Extrait du document:
###

D’autres, heureusement plus généreux et nombreux, ont fait de la transmission une mission. Il leur fallait propager la bonne parole et la mauvaise foi de leur disquaire attitré.

C’est exactement ce qu’on cherchait dans les cassettes, dans les magasins de disques : une incarnation des goûts, de la chair et des os sur des choses si abstraites.

À ces certitudes apprises à même le comptoir, nous rajoutions notre grain de sel, nos propres exagérations. Mais surtout, nous tentions de comprendre d’où remontaient ces chansons, avec la certitude qu’il n’existait pas de générations spontanées, que tout était lié. La découverte de décennies de disques que l’on adoptait, s’appropriait nous précipitait dans d’infinis jeux de pistes. Des raccourcis vertigineux nous faisaient passer d’un obscur single post-punk de Manchester à un album oublié des sixties texanes. On appelait alors les amis sûrs depuis un téléphone (fixe) pour leur révéler la révélation cruciale ou notre dernière théorie. Ainsi tournait l’information.

###

Données fournies:
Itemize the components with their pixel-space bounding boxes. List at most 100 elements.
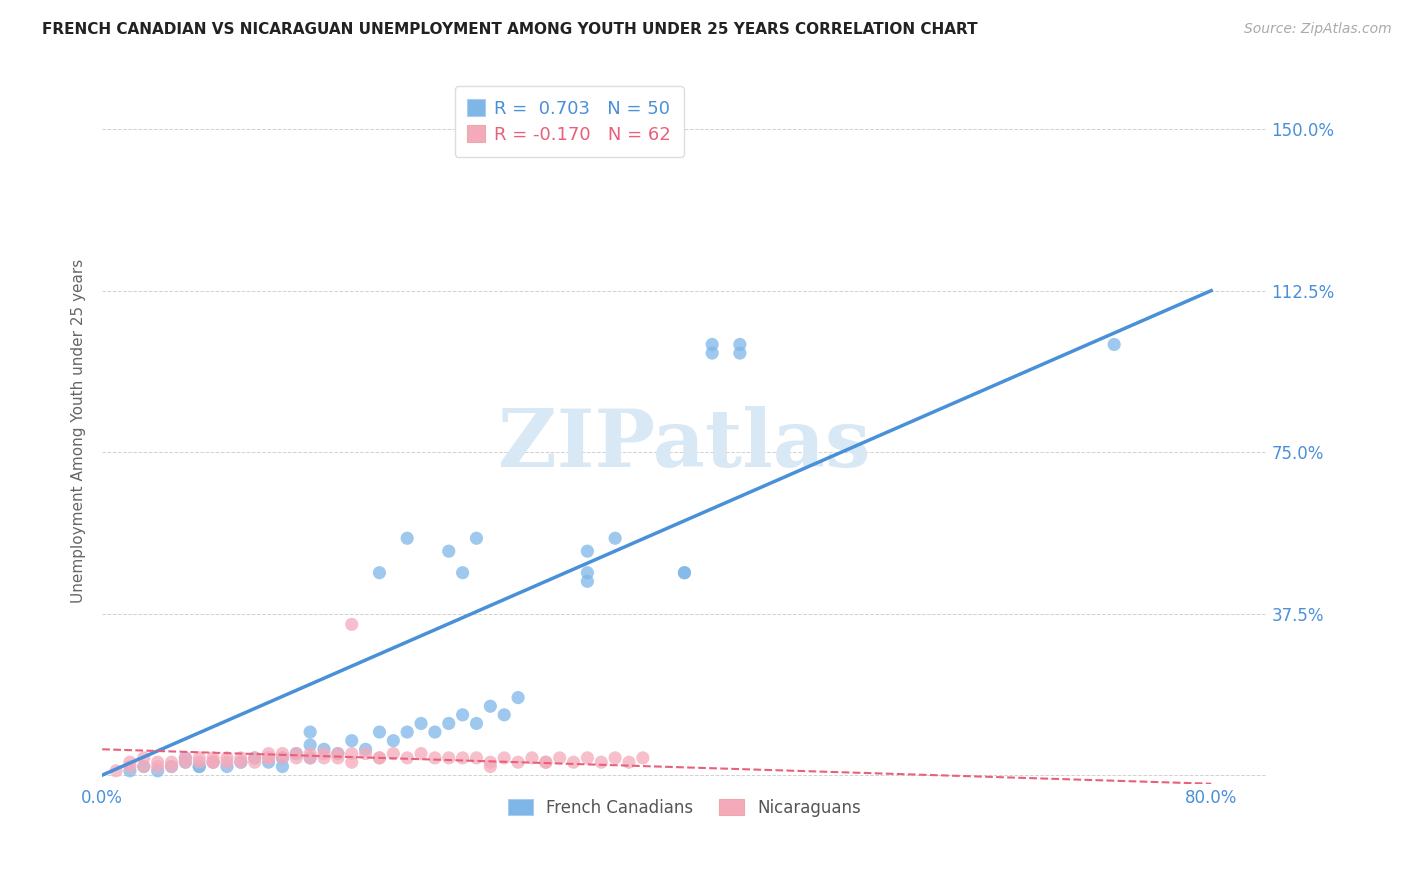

###

Consigne:
Relevez dans l'extrait sur les magasins de disques tous les noms qui désignent un support ou un format d'enregistrement musical, dans leur ordre d'apparition.

Réponse attendue:
cassettes, disques, single, album